### SET EXERCISE:
Reply with one number: the count of lines in the data that hold the string "DEBR".

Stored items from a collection
** BEGIN **

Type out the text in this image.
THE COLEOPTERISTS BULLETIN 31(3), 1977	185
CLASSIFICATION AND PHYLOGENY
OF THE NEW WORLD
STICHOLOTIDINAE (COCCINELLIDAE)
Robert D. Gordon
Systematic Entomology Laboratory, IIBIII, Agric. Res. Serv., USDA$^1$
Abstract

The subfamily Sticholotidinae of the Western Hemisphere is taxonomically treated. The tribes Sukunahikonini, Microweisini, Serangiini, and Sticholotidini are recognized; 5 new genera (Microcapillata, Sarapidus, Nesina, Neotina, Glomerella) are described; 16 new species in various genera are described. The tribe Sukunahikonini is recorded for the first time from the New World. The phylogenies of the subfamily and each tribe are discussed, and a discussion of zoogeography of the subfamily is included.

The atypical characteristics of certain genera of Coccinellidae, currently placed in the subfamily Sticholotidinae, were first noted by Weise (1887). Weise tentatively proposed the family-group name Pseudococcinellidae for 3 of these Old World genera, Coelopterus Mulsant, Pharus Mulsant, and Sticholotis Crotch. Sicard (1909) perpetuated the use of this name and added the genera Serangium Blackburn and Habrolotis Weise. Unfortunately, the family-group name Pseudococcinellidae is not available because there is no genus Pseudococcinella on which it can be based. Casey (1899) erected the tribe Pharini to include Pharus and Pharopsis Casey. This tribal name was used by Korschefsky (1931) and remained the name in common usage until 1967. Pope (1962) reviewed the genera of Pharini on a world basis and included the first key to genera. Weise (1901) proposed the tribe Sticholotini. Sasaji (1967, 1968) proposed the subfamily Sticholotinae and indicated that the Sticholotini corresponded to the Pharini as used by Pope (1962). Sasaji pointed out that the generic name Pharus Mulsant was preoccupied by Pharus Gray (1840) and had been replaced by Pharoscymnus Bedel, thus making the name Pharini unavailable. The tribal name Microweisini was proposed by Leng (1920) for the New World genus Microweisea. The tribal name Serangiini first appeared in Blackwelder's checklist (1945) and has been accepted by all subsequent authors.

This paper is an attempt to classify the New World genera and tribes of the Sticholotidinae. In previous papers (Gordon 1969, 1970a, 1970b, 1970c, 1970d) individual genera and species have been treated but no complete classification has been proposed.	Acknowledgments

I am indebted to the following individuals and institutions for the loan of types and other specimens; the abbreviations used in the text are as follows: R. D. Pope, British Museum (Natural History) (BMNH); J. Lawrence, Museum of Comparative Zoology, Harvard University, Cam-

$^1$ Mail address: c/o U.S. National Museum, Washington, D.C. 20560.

** END **
** BEGIN **

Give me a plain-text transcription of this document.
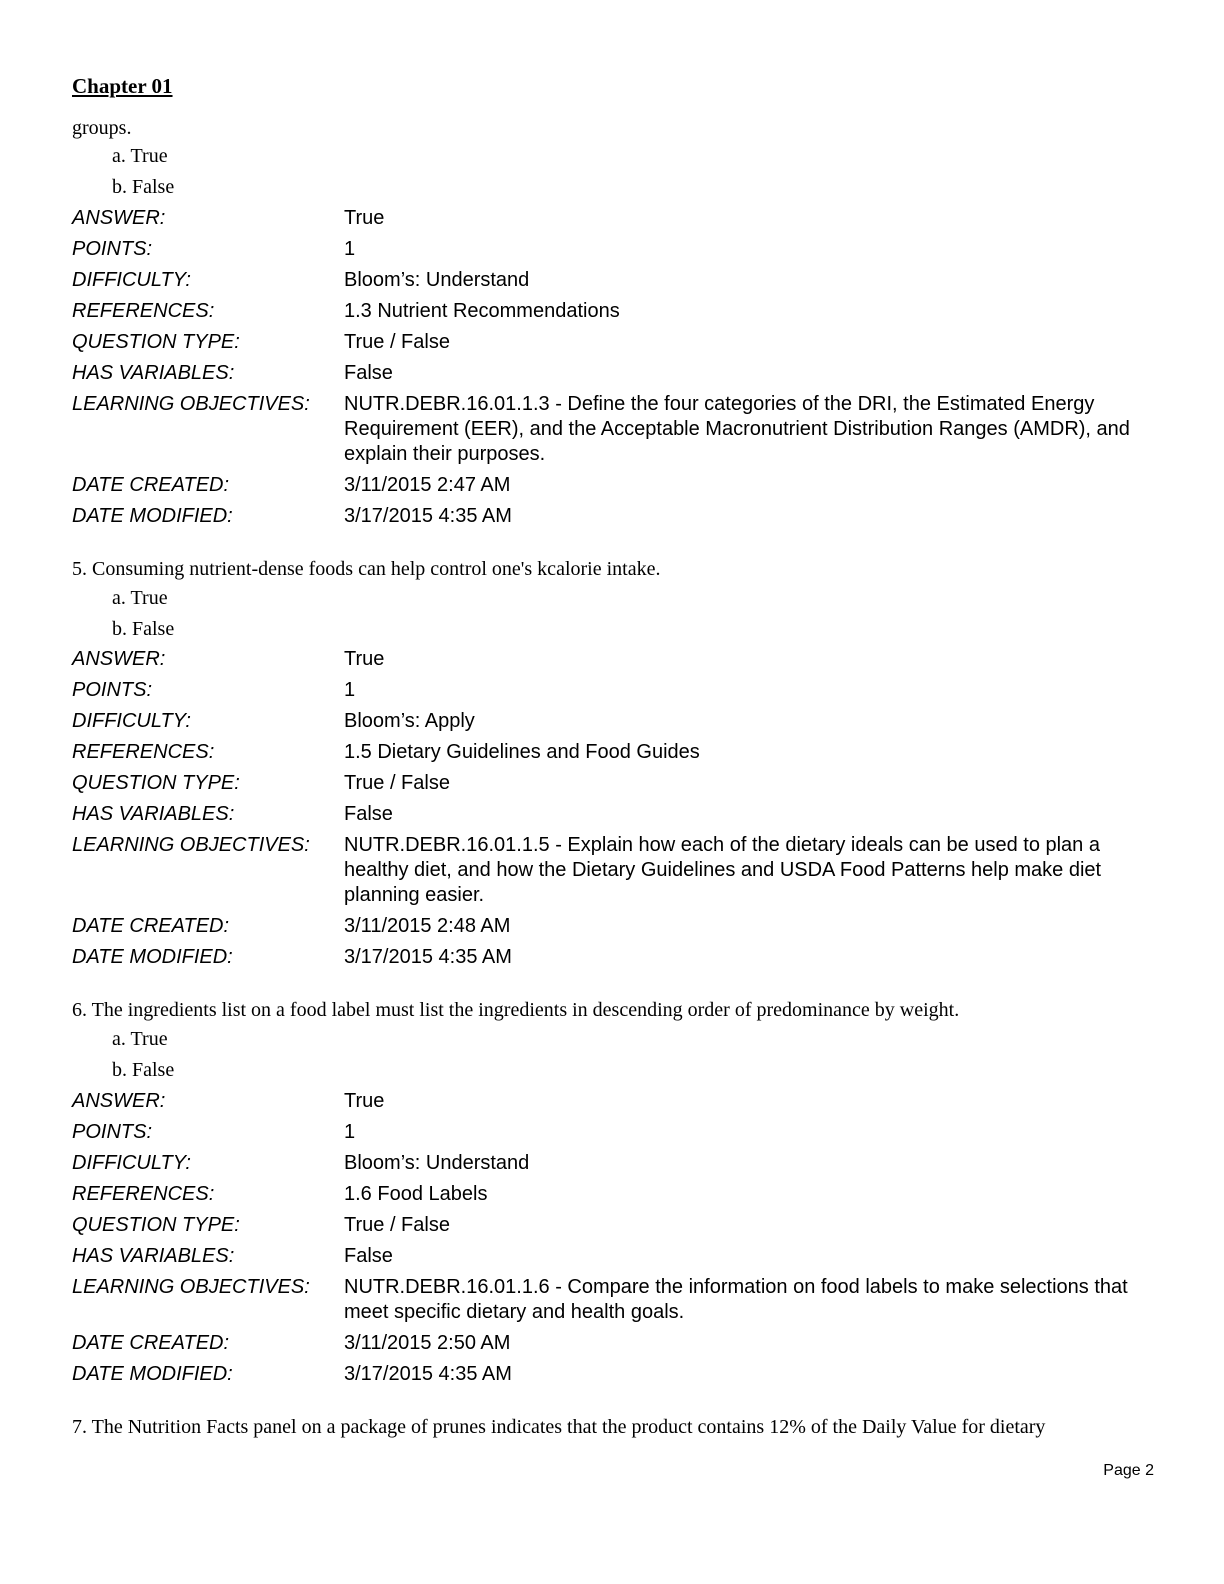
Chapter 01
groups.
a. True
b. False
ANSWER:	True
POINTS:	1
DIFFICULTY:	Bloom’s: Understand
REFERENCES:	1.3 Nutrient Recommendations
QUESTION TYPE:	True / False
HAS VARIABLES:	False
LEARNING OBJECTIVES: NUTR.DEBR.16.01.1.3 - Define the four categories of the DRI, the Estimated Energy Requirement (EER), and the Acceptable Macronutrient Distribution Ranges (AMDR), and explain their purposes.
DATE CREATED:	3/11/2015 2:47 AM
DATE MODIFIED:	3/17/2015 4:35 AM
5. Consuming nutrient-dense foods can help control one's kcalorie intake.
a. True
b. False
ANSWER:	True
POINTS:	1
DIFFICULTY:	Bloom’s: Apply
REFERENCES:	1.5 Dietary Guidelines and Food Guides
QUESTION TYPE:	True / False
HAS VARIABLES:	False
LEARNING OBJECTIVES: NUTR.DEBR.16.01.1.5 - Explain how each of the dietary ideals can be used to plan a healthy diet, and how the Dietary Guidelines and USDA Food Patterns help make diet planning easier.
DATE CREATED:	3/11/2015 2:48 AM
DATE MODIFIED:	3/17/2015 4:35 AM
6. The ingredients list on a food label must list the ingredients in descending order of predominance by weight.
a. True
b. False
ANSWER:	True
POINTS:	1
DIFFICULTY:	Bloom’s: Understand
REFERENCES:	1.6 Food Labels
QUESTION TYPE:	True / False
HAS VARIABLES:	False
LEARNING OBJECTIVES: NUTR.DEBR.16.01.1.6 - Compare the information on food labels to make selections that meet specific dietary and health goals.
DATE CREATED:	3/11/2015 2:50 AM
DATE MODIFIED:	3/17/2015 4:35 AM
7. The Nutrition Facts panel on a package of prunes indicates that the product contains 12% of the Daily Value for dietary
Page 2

** END **

### OUTPUT:
3